(Required work):
Read the entries below and pull out each line with the string "title".

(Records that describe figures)
** BEGIN **
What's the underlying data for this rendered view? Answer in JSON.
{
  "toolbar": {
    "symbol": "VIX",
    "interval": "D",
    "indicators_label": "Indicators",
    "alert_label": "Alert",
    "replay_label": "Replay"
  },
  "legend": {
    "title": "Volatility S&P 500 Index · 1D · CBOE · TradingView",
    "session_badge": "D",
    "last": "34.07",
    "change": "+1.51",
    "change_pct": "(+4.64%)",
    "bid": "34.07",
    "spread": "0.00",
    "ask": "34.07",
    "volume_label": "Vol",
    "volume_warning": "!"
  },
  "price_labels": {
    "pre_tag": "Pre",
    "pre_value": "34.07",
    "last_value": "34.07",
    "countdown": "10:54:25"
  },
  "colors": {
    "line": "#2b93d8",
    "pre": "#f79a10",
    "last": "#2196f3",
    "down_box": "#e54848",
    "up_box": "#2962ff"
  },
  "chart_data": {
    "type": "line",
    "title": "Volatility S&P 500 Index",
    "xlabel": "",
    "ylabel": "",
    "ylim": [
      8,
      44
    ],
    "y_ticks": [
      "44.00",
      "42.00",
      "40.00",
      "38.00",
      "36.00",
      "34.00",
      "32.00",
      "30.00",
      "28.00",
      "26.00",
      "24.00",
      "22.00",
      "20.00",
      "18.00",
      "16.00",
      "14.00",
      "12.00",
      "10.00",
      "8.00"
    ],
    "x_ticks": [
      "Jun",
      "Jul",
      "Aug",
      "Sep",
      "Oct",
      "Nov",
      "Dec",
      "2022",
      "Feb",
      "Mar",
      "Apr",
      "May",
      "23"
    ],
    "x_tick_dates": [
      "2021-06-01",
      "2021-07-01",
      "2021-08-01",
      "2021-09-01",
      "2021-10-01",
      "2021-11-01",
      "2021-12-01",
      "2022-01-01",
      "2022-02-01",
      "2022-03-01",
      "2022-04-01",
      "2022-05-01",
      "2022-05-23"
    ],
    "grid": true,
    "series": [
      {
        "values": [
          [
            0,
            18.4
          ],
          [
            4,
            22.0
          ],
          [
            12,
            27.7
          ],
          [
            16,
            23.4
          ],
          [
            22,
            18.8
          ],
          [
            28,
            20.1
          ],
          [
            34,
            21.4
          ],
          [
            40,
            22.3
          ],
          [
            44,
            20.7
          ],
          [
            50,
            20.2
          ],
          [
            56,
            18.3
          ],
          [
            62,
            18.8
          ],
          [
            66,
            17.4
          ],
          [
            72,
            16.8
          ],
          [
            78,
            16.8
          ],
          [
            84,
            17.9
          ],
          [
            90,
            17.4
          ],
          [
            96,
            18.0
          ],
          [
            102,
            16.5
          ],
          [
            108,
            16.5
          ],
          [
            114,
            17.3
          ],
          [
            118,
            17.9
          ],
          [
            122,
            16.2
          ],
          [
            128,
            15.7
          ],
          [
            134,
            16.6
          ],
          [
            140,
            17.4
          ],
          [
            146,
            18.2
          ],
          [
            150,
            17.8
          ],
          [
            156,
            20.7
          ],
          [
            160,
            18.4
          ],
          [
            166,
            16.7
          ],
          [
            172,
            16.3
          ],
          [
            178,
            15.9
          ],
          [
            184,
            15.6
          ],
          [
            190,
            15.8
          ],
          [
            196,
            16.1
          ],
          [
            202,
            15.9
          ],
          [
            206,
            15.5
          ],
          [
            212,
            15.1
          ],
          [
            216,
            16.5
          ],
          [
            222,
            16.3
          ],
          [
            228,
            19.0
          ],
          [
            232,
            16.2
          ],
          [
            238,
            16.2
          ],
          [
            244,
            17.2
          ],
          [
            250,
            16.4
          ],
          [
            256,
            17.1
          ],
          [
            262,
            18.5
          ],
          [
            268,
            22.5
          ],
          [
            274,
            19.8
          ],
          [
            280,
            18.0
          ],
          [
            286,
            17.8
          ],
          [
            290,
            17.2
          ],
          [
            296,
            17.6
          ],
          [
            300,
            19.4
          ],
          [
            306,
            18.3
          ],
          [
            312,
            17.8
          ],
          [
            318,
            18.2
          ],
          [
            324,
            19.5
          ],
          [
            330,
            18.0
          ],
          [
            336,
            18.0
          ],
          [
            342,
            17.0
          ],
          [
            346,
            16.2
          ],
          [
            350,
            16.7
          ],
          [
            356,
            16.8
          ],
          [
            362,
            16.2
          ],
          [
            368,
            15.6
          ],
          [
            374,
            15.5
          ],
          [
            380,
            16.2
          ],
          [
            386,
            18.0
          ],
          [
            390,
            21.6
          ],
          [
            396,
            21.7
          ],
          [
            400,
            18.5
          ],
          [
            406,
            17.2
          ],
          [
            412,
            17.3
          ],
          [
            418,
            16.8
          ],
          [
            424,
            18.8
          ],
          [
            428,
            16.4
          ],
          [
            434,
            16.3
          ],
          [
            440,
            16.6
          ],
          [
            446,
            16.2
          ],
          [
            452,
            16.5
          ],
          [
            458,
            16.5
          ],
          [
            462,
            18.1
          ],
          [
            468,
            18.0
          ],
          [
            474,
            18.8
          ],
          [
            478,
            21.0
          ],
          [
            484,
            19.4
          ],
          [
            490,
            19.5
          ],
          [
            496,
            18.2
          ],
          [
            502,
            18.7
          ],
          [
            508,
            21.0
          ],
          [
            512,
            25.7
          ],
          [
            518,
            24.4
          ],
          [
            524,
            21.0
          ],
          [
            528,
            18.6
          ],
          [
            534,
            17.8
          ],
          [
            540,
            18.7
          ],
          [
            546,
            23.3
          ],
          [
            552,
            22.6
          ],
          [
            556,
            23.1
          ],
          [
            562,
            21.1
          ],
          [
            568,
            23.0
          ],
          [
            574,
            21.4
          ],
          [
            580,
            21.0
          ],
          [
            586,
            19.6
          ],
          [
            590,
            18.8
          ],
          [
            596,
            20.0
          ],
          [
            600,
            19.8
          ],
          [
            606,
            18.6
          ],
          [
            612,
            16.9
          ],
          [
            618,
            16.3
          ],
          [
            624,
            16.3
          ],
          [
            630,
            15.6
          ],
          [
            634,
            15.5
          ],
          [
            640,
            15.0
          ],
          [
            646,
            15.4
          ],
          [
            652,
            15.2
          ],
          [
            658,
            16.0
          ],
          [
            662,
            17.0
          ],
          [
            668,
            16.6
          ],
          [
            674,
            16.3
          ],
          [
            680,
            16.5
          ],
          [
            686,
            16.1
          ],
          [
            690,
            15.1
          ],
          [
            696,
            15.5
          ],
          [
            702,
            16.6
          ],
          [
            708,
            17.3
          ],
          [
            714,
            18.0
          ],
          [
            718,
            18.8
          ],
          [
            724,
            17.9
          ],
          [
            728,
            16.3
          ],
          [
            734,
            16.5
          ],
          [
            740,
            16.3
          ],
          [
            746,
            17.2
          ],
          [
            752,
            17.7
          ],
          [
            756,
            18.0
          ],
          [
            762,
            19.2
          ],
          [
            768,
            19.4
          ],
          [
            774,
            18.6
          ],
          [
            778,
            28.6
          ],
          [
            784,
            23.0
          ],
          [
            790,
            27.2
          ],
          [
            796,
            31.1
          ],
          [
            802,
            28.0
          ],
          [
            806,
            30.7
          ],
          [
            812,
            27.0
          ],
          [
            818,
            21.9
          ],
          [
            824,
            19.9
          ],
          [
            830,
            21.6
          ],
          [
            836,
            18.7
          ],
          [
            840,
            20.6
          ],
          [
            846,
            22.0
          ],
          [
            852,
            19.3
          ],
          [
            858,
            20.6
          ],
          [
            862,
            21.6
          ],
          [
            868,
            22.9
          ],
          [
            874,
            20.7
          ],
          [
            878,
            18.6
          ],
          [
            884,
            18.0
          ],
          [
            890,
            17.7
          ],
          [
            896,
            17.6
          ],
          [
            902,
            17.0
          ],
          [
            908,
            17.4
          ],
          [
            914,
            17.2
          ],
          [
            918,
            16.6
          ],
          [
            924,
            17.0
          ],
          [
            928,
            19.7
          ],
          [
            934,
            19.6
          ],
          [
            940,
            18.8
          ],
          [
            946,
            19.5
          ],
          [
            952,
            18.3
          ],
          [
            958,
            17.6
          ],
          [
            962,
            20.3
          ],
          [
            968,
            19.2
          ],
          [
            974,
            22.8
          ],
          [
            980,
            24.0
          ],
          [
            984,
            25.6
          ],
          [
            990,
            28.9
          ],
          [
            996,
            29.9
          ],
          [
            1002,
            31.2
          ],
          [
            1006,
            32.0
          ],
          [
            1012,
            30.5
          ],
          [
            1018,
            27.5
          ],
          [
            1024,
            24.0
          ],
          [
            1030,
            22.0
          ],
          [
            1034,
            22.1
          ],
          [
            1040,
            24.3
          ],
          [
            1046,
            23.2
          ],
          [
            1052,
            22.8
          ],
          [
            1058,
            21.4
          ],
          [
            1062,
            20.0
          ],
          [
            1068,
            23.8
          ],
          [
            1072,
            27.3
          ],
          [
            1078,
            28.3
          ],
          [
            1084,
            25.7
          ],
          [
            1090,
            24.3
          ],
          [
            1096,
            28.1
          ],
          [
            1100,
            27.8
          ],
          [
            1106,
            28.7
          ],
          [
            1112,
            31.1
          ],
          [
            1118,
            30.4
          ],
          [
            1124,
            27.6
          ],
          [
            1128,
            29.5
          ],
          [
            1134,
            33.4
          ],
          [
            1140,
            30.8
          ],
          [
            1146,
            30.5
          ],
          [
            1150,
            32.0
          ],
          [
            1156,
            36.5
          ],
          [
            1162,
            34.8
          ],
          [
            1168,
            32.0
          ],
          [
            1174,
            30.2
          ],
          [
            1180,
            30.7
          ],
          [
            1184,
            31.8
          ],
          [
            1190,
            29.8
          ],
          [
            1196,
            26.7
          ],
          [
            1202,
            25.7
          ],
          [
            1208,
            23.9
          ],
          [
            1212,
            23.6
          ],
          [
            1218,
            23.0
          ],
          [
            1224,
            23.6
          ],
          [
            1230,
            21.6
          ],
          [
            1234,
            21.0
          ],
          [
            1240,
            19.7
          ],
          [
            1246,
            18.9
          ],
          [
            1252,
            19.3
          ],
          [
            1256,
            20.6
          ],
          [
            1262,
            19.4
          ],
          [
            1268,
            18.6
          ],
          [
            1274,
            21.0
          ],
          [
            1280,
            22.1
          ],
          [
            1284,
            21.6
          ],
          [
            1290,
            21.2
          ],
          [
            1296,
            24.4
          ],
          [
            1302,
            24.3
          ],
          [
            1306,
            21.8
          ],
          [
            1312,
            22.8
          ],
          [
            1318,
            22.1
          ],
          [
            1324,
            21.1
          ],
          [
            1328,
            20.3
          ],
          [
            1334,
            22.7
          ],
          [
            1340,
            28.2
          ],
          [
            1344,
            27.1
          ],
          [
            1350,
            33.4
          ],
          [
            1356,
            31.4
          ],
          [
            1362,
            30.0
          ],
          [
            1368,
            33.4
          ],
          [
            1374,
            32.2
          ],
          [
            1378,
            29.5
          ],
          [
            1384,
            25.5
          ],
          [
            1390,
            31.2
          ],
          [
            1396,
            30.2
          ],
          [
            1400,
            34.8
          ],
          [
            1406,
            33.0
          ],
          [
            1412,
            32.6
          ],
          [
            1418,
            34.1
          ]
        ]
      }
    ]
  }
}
** END **
(Solution for this exercise):
    "title": "Volatility S&P 500 Index · 1D · CBOE · TradingView",
    "title": "Volatility S&P 500 Index",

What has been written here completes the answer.